-- start Input rows --

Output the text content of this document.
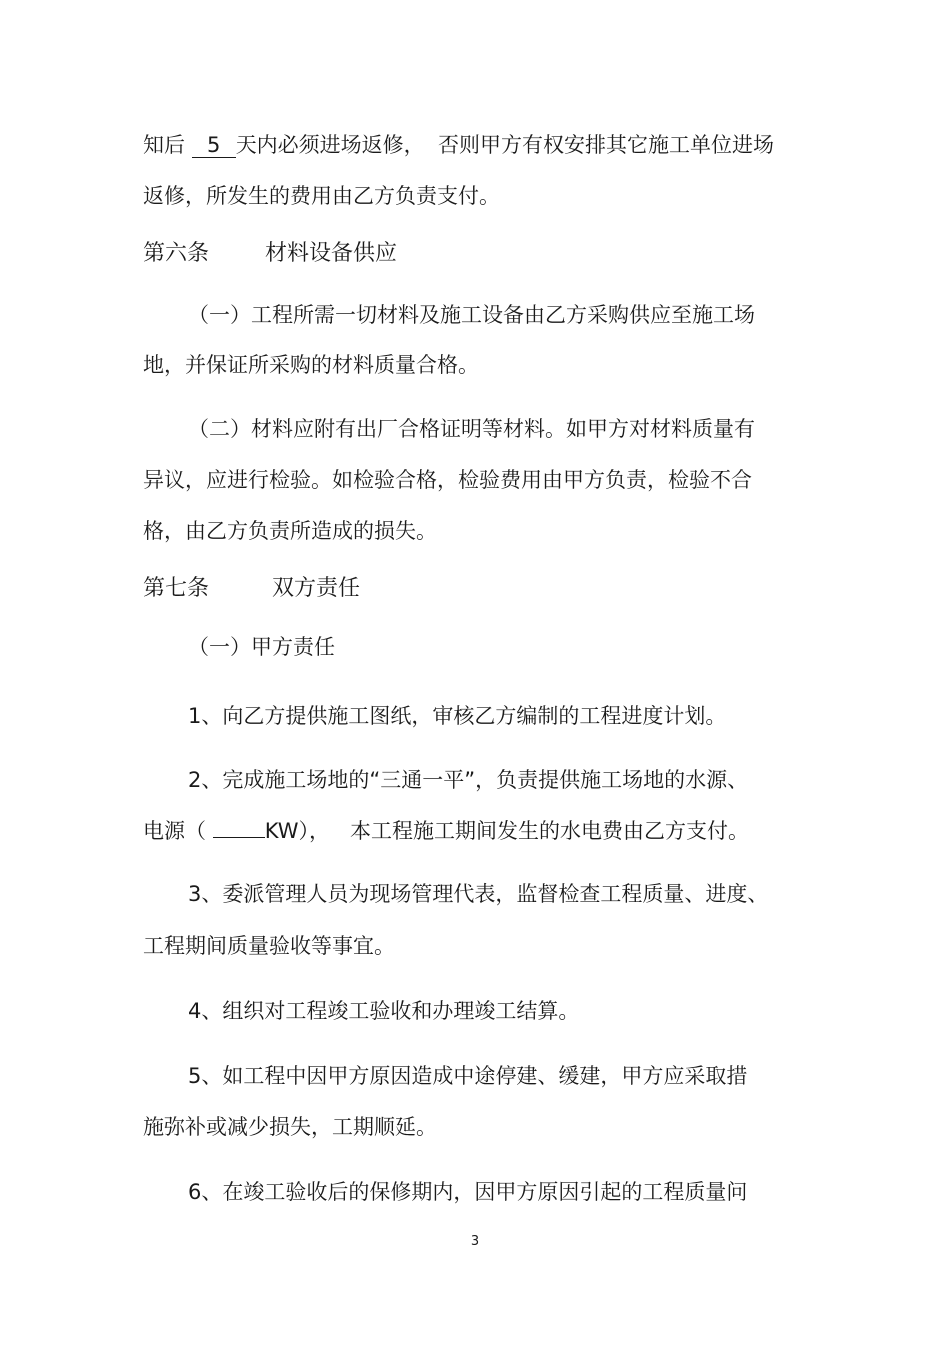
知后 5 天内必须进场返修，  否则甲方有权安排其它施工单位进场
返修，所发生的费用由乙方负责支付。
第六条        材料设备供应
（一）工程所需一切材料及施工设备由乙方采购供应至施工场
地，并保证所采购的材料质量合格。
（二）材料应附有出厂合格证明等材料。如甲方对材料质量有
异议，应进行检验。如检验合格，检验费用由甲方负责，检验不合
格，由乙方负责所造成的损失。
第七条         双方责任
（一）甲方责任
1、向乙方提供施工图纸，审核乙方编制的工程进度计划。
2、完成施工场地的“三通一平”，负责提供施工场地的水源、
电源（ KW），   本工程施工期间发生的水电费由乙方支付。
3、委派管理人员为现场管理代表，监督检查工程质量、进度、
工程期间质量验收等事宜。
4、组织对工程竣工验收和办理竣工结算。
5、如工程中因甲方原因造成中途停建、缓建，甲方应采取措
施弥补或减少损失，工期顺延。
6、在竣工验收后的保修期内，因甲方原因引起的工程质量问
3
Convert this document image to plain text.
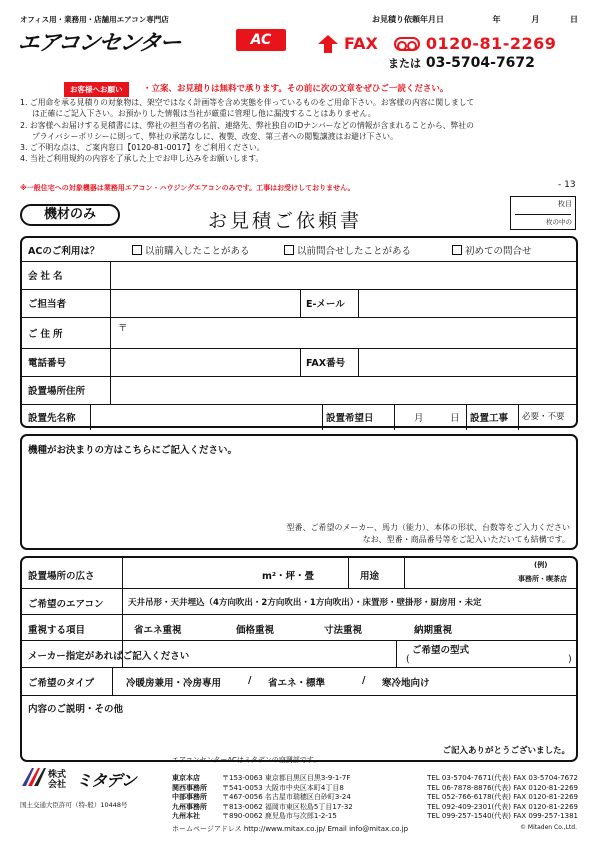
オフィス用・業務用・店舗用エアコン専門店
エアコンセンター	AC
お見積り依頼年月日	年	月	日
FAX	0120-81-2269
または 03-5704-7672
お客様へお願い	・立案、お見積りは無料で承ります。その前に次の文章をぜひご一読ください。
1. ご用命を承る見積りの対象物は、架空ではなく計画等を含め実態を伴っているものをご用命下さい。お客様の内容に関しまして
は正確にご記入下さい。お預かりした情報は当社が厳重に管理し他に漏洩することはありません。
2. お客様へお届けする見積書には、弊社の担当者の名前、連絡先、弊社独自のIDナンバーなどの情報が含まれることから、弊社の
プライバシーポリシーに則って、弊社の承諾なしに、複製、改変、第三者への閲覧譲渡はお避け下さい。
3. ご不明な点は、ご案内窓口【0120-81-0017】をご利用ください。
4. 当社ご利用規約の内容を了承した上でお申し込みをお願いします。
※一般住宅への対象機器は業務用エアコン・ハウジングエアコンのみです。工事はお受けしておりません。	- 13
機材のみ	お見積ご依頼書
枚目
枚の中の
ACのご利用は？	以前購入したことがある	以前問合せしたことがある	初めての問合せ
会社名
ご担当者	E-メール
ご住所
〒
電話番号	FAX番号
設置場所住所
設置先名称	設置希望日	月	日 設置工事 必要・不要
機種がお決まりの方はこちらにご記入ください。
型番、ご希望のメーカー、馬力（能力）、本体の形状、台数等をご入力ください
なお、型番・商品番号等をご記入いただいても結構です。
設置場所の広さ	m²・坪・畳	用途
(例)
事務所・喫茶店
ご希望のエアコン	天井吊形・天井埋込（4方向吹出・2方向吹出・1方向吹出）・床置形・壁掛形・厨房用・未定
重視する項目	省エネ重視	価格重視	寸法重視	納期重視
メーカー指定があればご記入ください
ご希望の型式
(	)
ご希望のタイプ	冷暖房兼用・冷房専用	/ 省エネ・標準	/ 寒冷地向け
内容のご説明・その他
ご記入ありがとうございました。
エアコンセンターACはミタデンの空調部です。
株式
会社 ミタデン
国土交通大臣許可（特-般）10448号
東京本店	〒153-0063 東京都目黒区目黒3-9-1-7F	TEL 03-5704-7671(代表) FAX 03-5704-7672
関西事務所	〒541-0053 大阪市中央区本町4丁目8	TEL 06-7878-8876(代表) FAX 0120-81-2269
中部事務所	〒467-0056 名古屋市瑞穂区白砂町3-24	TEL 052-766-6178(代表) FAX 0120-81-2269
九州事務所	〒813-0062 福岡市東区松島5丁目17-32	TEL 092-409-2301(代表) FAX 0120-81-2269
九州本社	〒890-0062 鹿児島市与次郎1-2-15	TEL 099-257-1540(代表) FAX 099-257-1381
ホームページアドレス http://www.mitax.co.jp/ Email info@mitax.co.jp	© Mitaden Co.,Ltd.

-- end Input rows --

Pictures in the records must not appear in the copy; transcribe everything else precisely.

Output the text content of this document.
知后 5 天内必须进场返修，  否则甲方有权安排其它施工单位进场
返修，所发生的费用由乙方负责支付。
第六条        材料设备供应
（一）工程所需一切材料及施工设备由乙方采购供应至施工场
地，并保证所采购的材料质量合格。
（二）材料应附有出厂合格证明等材料。如甲方对材料质量有
异议，应进行检验。如检验合格，检验费用由甲方负责，检验不合
格，由乙方负责所造成的损失。
第七条         双方责任
（一）甲方责任
1、向乙方提供施工图纸，审核乙方编制的工程进度计划。
2、完成施工场地的“三通一平”，负责提供施工场地的水源、
电源（ KW），   本工程施工期间发生的水电费由乙方支付。
3、委派管理人员为现场管理代表，监督检查工程质量、进度、
工程期间质量验收等事宜。
4、组织对工程竣工验收和办理竣工结算。
5、如工程中因甲方原因造成中途停建、缓建，甲方应采取措
施弥补或减少损失，工期顺延。
6、在竣工验收后的保修期内，因甲方原因引起的工程质量问
3
Convert this document image to plain text.
オフィス用・業務用・店舗用エアコン専門店
エアコンセンター	AC
お見積り依頼年月日	年	月	日
FAX	0120-81-2269
または 03-5704-7672
お客様へお願い	・立案、お見積りは無料で承ります。その前に次の文章をぜひご一読ください。
1. ご用命を承る見積りの対象物は、架空ではなく計画等を含め実態を伴っているものをご用命下さい。お客様の内容に関しまして
は正確にご記入下さい。お預かりした情報は当社が厳重に管理し他に漏洩することはありません。
2. お客様へお届けする見積書には、弊社の担当者の名前、連絡先、弊社独自のIDナンバーなどの情報が含まれることから、弊社の
プライバシーポリシーに則って、弊社の承諾なしに、複製、改変、第三者への閲覧譲渡はお避け下さい。
3. ご不明な点は、ご案内窓口【0120-81-0017】をご利用ください。
4. 当社ご利用規約の内容を了承した上でお申し込みをお願いします。
※一般住宅への対象機器は業務用エアコン・ハウジングエアコンのみです。工事はお受けしておりません。	- 13
機材のみ	お見積ご依頼書
枚目
枚の中の
ACのご利用は？	以前購入したことがある	以前問合せしたことがある	初めての問合せ
会社名
ご担当者	E-メール
ご住所
〒
電話番号	FAX番号
設置場所住所
設置先名称	設置希望日	月	日 設置工事 必要・不要
機種がお決まりの方はこちらにご記入ください。
型番、ご希望のメーカー、馬力（能力）、本体の形状、台数等をご入力ください
なお、型番・商品番号等をご記入いただいても結構です。
設置場所の広さ	m²・坪・畳	用途
(例)
事務所・喫茶店
ご希望のエアコン	天井吊形・天井埋込（4方向吹出・2方向吹出・1方向吹出）・床置形・壁掛形・厨房用・未定
重視する項目	省エネ重視	価格重視	寸法重視	納期重視
メーカー指定があればご記入ください
ご希望の型式
(	)
ご希望のタイプ	冷暖房兼用・冷房専用	/ 省エネ・標準	/ 寒冷地向け
内容のご説明・その他
ご記入ありがとうございました。
エアコンセンターACはミタデンの空調部です。
株式
会社 ミタデン
国土交通大臣許可（特-般）10448号
東京本店	〒153-0063 東京都目黒区目黒3-9-1-7F	TEL 03-5704-7671(代表) FAX 03-5704-7672
関西事務所	〒541-0053 大阪市中央区本町4丁目8	TEL 06-7878-8876(代表) FAX 0120-81-2269
中部事務所	〒467-0056 名古屋市瑞穂区白砂町3-24	TEL 052-766-6178(代表) FAX 0120-81-2269
九州事務所	〒813-0062 福岡市東区松島5丁目17-32	TEL 092-409-2301(代表) FAX 0120-81-2269
九州本社	〒890-0062 鹿児島市与次郎1-2-15	TEL 099-257-1540(代表) FAX 099-257-1381
ホームページアドレス http://www.mitax.co.jp/ Email info@mitax.co.jp	© Mitaden Co.,Ltd.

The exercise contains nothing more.